Given instruction: Return the material exactly as supplied, apart from the pictures, which are omitted.

Given data:

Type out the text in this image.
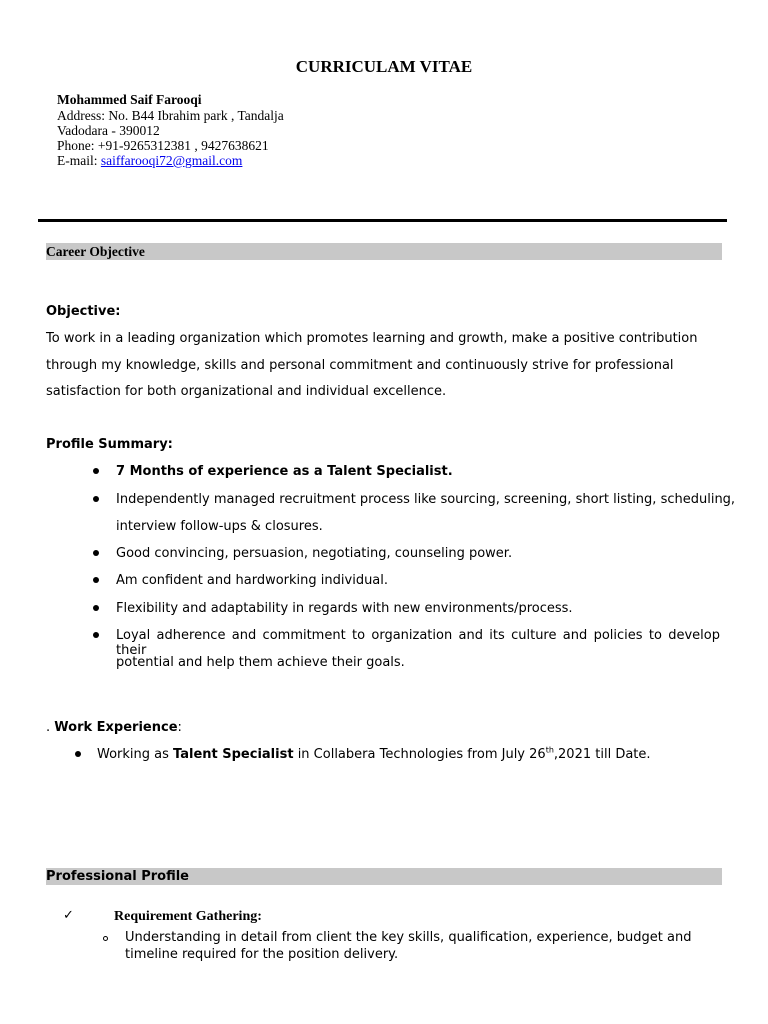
CURRICULAM VITAE
Mohammed Saif Farooqi
Address: No. B44 Ibrahim park , Tandalja
Vadodara - 390012
Phone: +91-9265312381 , 9427638621
E-mail: saiffarooqi72@gmail.com
Career Objective
Objective:
To work in a leading organization which promotes learning and growth, make a positive contribution
through my knowledge, skills and personal commitment and continuously strive for professional
satisfaction for both organizational and individual excellence.
Profile Summary:
7 Months of experience as a Talent Specialist.
Independently managed recruitment process like sourcing, screening, short listing, scheduling,
interview follow-ups & closures.
Good convincing, persuasion, negotiating, counseling power.
Am confident and hardworking individual.
Flexibility and adaptability in regards with new environments/process.
Loyal adherence and commitment to organization and its culture and policies to develop their
potential and help them achieve their goals.
. Work Experience:
Working as Talent Specialist in Collabera Technologies from July 26th,2021 till Date.
Professional Profile
✓	Requirement Gathering:
Understanding in detail from client the key skills, qualification, experience, budget and
timeline required for the position delivery.
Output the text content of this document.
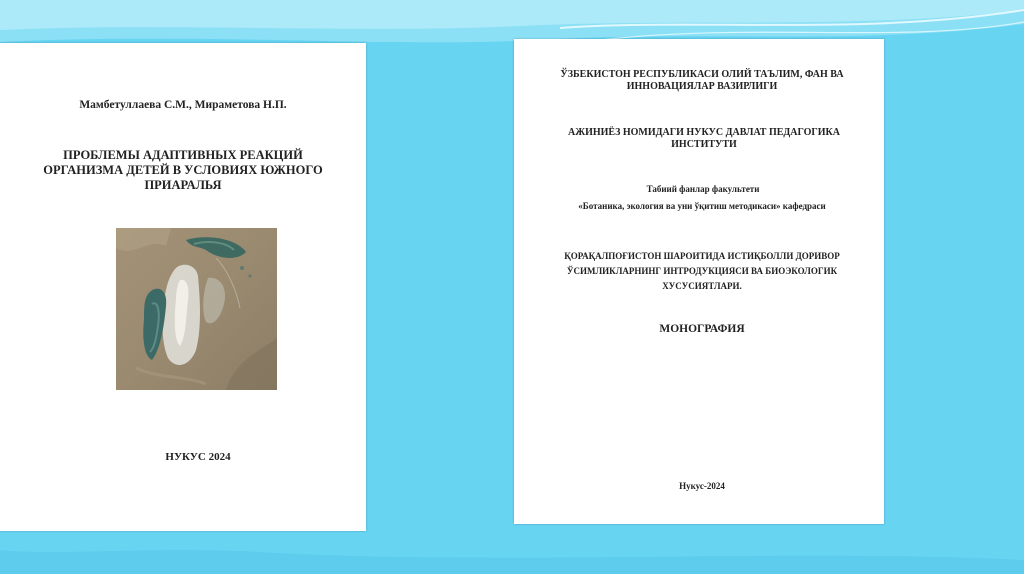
Мамбетуллаева С.М., Мираметова Н.П.
ПРОБЛЕМЫ АДАПТИВНЫХ РЕАКЦИЙ
ОРГАНИЗМА ДЕТЕЙ В УСЛОВИЯХ ЮЖНОГО
ПРИАРАЛЬЯ
НУКУС 2024
ЎЗБЕКИСТОН РЕСПУБЛИКАСИ ОЛИЙ ТАЪЛИМ, ФАН ВА
ИННОВАЦИЯЛАР ВАЗИРЛИГИ
АЖИНИЁЗ НОМИДАГИ НУКУС ДАВЛАТ ПЕДАГОГИКА
ИНСТИТУТИ
Табиий фанлар факультети
«Ботаника, экология ва уни ўқитиш методикаси» кафедраси
ҚОРАҚАЛПОҒИСТОН ШАРОИТИДА ИСТИҚБОЛЛИ ДОРИВОР
ЎСИМЛИКЛАРНИНГ ИНТРОДУКЦИЯСИ ВА БИОЭКОЛОГИК
ХУСУСИЯТЛАРИ.
МОНОГРАФИЯ
Нукус-2024
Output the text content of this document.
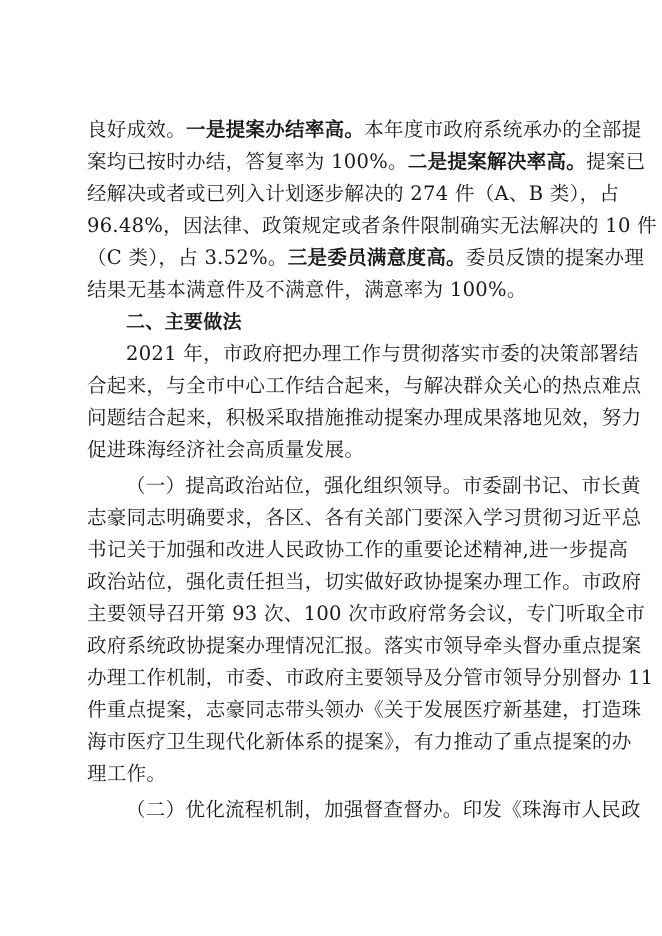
良好成效。一是提案办结率高。本年度市政府系统承办的全部提
案均已按时办结，答复率为 100%。二是提案解决率高。提案已
经解决或者或已列入计划逐步解决的 274 件（A、B 类），占
96.48%，因法律、政策规定或者条件限制确实无法解决的 10 件
（C 类），占 3.52%。三是委员满意度高。委员反馈的提案办理
结果无基本满意件及不满意件，满意率为 100%。
二、主要做法
2021 年，市政府把办理工作与贯彻落实市委的决策部署结
合起来，与全市中心工作结合起来，与解决群众关心的热点难点
问题结合起来，积极采取措施推动提案办理成果落地见效，努力
促进珠海经济社会高质量发展。
（一）提高政治站位，强化组织领导。市委副书记、市长黄
志豪同志明确要求，各区、各有关部门要深入学习贯彻习近平总
书记关于加强和改进人民政协工作的重要论述精神,进一步提高
政治站位，强化责任担当，切实做好政协提案办理工作。市政府
主要领导召开第 93 次、100 次市政府常务会议，专门听取全市
政府系统政协提案办理情况汇报。落实市领导牵头督办重点提案
办理工作机制，市委、市政府主要领导及分管市领导分别督办 11
件重点提案，志豪同志带头领办《关于发展医疗新基建，打造珠
海市医疗卫生现代化新体系的提案》，有力推动了重点提案的办
理工作。
（二）优化流程机制，加强督查督办。印发《珠海市人民政
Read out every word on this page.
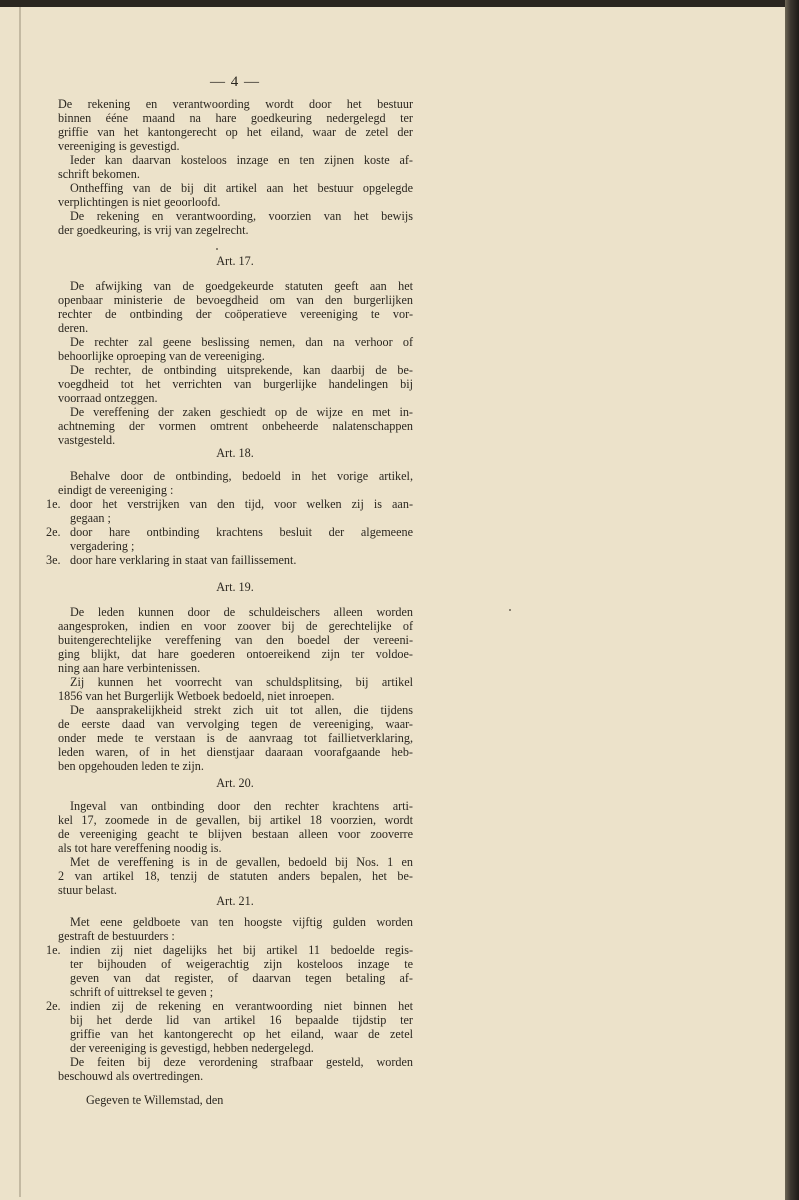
— 4 —
De rekening en verantwoording wordt door het bestuur
binnen ééne maand na hare goedkeuring nedergelegd ter
griffie van het kantongerecht op het eiland, waar de zetel der
vereeniging is gevestigd.
Ieder kan daarvan kosteloos inzage en ten zijnen koste af-
schrift bekomen.
Ontheffing van de bij dit artikel aan het bestuur opgelegde
verplichtingen is niet geoorloofd.
De rekening en verantwoording, voorzien van het bewijs
der goedkeuring, is vrij van zegelrecht.
Art. 17.
De afwijking van de goedgekeurde statuten geeft aan het
openbaar ministerie de bevoegdheid om van den burgerlijken
rechter de ontbinding der coöperatieve vereeniging te vor-
deren.
De rechter zal geene beslissing nemen, dan na verhoor of
behoorlijke oproeping van de vereeniging.
De rechter, de ontbinding uitsprekende, kan daarbij de be-
voegdheid tot het verrichten van burgerlijke handelingen bij
voorraad ontzeggen.
De vereffening der zaken geschiedt op de wijze en met in-
achtneming der vormen omtrent onbeheerde nalatenschappen
vastgesteld.
Art. 18.
Behalve door de ontbinding, bedoeld in het vorige artikel,
eindigt de vereeniging :
1e. door het verstrijken van den tijd, voor welken zij is aan-
gegaan ;
2e. door hare ontbinding krachtens besluit der algemeene
vergadering ;
3e. door hare verklaring in staat van faillissement.
Art. 19.
De leden kunnen door de schuldeischers alleen worden
aangesproken, indien en voor zoover bij de gerechtelijke of
buitengerechtelijke vereffening van den boedel der vereeni-
ging blijkt, dat hare goederen ontoereikend zijn ter voldoe-
ning aan hare verbintenissen.
Zij kunnen het voorrecht van schuldsplitsing, bij artikel
1856 van het Burgerlijk Wetboek bedoeld, niet inroepen.
De aansprakelijkheid strekt zich uit tot allen, die tijdens
de eerste daad van vervolging tegen de vereeniging, waar-
onder mede te verstaan is de aanvraag tot faillietverklaring,
leden waren, of in het dienstjaar daaraan voorafgaande heb-
ben opgehouden leden te zijn.
Art. 20.
Ingeval van ontbinding door den rechter krachtens arti-
kel 17, zoomede in de gevallen, bij artikel 18 voorzien, wordt
de vereeniging geacht te blijven bestaan alleen voor zooverre
als tot hare vereffening noodig is.
Met de vereffening is in de gevallen, bedoeld bij Nos. 1 en
2 van artikel 18, tenzij de statuten anders bepalen, het be-
stuur belast.
Art. 21.
Met eene geldboete van ten hoogste vijftig gulden worden
gestraft de bestuurders :
1e. indien zij niet dagelijks het bij artikel 11 bedoelde regis-
ter bijhouden of weigerachtig zijn kosteloos inzage te
geven van dat register, of daarvan tegen betaling af-
schrift of uittreksel te geven ;
2e. indien zij de rekening en verantwoording niet binnen het
bij het derde lid van artikel 16 bepaalde tijdstip ter
griffie van het kantongerecht op het eiland, waar de zetel
der vereeniging is gevestigd, hebben nedergelegd.
De feiten bij deze verordening strafbaar gesteld, worden
beschouwd als overtredingen.
Gegeven te Willemstad, den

Output below:
Type out the text in this image.
CURRICULAM VITAE
Mohammed Saif Farooqi
Address: No. B44 Ibrahim park , Tandalja
Vadodara - 390012
Phone: +91-9265312381 , 9427638621
E-mail: saiffarooqi72@gmail.com
Career Objective
Objective:
To work in a leading organization which promotes learning and growth, make a positive contribution
through my knowledge, skills and personal commitment and continuously strive for professional
satisfaction for both organizational and individual excellence.
Profile Summary:
7 Months of experience as a Talent Specialist.
Independently managed recruitment process like sourcing, screening, short listing, scheduling,
interview follow-ups & closures.
Good convincing, persuasion, negotiating, counseling power.
Am confident and hardworking individual.
Flexibility and adaptability in regards with new environments/process.
Loyal adherence and commitment to organization and its culture and policies to develop their
potential and help them achieve their goals.
. Work Experience:
Working as Talent Specialist in Collabera Technologies from July 26th,2021 till Date.
Professional Profile
✓	Requirement Gathering:
Understanding in detail from client the key skills, qualification, experience, budget and
timeline required for the position delivery.
Output the text content of this document.
Мамбетуллаева С.М., Мираметова Н.П.
ПРОБЛЕМЫ АДАПТИВНЫХ РЕАКЦИЙ
ОРГАНИЗМА ДЕТЕЙ В УСЛОВИЯХ ЮЖНОГО
ПРИАРАЛЬЯ
НУКУС 2024
ЎЗБЕКИСТОН РЕСПУБЛИКАСИ ОЛИЙ ТАЪЛИМ, ФАН ВА
ИННОВАЦИЯЛАР ВАЗИРЛИГИ
АЖИНИЁЗ НОМИДАГИ НУКУС ДАВЛАТ ПЕДАГОГИКА
ИНСТИТУТИ
Табиий фанлар факультети
«Ботаника, экология ва уни ўқитиш методикаси» кафедраси
ҚОРАҚАЛПОҒИСТОН ШАРОИТИДА ИСТИҚБОЛЛИ ДОРИВОР
ЎСИМЛИКЛАРНИНГ ИНТРОДУКЦИЯСИ ВА БИОЭКОЛОГИК
ХУСУСИЯТЛАРИ.
МОНОГРАФИЯ
Нукус-2024
Output the text content of this document.
良好成效。一是提案办结率高。本年度市政府系统承办的全部提
案均已按时办结，答复率为 100%。二是提案解决率高。提案已
经解决或者或已列入计划逐步解决的 274 件（A、B 类），占
96.48%，因法律、政策规定或者条件限制确实无法解决的 10 件
（C 类），占 3.52%。三是委员满意度高。委员反馈的提案办理
结果无基本满意件及不满意件，满意率为 100%。
二、主要做法
2021 年，市政府把办理工作与贯彻落实市委的决策部署结
合起来，与全市中心工作结合起来，与解决群众关心的热点难点
问题结合起来，积极采取措施推动提案办理成果落地见效，努力
促进珠海经济社会高质量发展。
（一）提高政治站位，强化组织领导。市委副书记、市长黄
志豪同志明确要求，各区、各有关部门要深入学习贯彻习近平总
书记关于加强和改进人民政协工作的重要论述精神,进一步提高
政治站位，强化责任担当，切实做好政协提案办理工作。市政府
主要领导召开第 93 次、100 次市政府常务会议，专门听取全市
政府系统政协提案办理情况汇报。落实市领导牵头督办重点提案
办理工作机制，市委、市政府主要领导及分管市领导分别督办 11
件重点提案，志豪同志带头领办《关于发展医疗新基建，打造珠
海市医疗卫生现代化新体系的提案》，有力推动了重点提案的办
理工作。
（二）优化流程机制，加强督查督办。印发《珠海市人民政
Read out every word on this page.
— 4 —
De rekening en verantwoording wordt door het bestuur
binnen ééne maand na hare goedkeuring nedergelegd ter
griffie van het kantongerecht op het eiland, waar de zetel der
vereeniging is gevestigd.
Ieder kan daarvan kosteloos inzage en ten zijnen koste af-
schrift bekomen.
Ontheffing van de bij dit artikel aan het bestuur opgelegde
verplichtingen is niet geoorloofd.
De rekening en verantwoording, voorzien van het bewijs
der goedkeuring, is vrij van zegelrecht.
Art. 17.
De afwijking van de goedgekeurde statuten geeft aan het
openbaar ministerie de bevoegdheid om van den burgerlijken
rechter de ontbinding der coöperatieve vereeniging te vor-
deren.
De rechter zal geene beslissing nemen, dan na verhoor of
behoorlijke oproeping van de vereeniging.
De rechter, de ontbinding uitsprekende, kan daarbij de be-
voegdheid tot het verrichten van burgerlijke handelingen bij
voorraad ontzeggen.
De vereffening der zaken geschiedt op de wijze en met in-
achtneming der vormen omtrent onbeheerde nalatenschappen
vastgesteld.
Art. 18.
Behalve door de ontbinding, bedoeld in het vorige artikel,
eindigt de vereeniging :
1e. door het verstrijken van den tijd, voor welken zij is aan-
gegaan ;
2e. door hare ontbinding krachtens besluit der algemeene
vergadering ;
3e. door hare verklaring in staat van faillissement.
Art. 19.
De leden kunnen door de schuldeischers alleen worden
aangesproken, indien en voor zoover bij de gerechtelijke of
buitengerechtelijke vereffening van den boedel der vereeni-
ging blijkt, dat hare goederen ontoereikend zijn ter voldoe-
ning aan hare verbintenissen.
Zij kunnen het voorrecht van schuldsplitsing, bij artikel
1856 van het Burgerlijk Wetboek bedoeld, niet inroepen.
De aansprakelijkheid strekt zich uit tot allen, die tijdens
de eerste daad van vervolging tegen de vereeniging, waar-
onder mede te verstaan is de aanvraag tot faillietverklaring,
leden waren, of in het dienstjaar daaraan voorafgaande heb-
ben opgehouden leden te zijn.
Art. 20.
Ingeval van ontbinding door den rechter krachtens arti-
kel 17, zoomede in de gevallen, bij artikel 18 voorzien, wordt
de vereeniging geacht te blijven bestaan alleen voor zooverre
als tot hare vereffening noodig is.
Met de vereffening is in de gevallen, bedoeld bij Nos. 1 en
2 van artikel 18, tenzij de statuten anders bepalen, het be-
stuur belast.
Art. 21.
Met eene geldboete van ten hoogste vijftig gulden worden
gestraft de bestuurders :
1e. indien zij niet dagelijks het bij artikel 11 bedoelde regis-
ter bijhouden of weigerachtig zijn kosteloos inzage te
geven van dat register, of daarvan tegen betaling af-
schrift of uittreksel te geven ;
2e. indien zij de rekening en verantwoording niet binnen het
bij het derde lid van artikel 16 bepaalde tijdstip ter
griffie van het kantongerecht op het eiland, waar de zetel
der vereeniging is gevestigd, hebben nedergelegd.
De feiten bij deze verordening strafbaar gesteld, worden
beschouwd als overtredingen.
Gegeven te Willemstad, den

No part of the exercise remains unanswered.